__INFORMATION SHOWN__
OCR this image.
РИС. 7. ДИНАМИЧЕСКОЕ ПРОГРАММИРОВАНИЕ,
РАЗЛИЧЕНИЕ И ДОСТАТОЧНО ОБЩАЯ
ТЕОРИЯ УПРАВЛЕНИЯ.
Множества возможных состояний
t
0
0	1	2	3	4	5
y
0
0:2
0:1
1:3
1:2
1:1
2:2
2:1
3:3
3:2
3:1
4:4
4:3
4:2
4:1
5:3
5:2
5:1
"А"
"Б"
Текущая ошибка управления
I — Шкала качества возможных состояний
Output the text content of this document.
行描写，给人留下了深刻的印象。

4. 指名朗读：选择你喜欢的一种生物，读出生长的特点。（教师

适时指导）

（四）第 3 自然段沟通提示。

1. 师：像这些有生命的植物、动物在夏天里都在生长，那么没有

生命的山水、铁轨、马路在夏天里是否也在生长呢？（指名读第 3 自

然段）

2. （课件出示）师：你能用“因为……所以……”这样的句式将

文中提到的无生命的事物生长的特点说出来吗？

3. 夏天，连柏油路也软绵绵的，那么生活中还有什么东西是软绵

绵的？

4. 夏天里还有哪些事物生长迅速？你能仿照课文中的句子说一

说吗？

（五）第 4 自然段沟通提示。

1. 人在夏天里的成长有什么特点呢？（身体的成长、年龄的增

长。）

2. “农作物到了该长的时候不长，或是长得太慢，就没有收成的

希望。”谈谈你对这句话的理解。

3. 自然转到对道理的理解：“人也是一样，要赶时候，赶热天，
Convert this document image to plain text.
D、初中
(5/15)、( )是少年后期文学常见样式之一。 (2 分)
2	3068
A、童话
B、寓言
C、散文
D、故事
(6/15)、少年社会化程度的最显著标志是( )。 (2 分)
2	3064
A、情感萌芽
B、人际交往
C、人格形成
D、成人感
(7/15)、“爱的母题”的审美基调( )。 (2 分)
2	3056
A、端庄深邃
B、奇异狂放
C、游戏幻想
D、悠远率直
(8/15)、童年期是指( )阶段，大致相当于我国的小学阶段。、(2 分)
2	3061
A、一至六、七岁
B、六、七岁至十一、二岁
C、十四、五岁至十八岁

__WRITTEN REQUEST__
In the listing above, how many lines hold the word "возможных"? Give the number and nothing more.

__WRITTEN SOLUTION__
2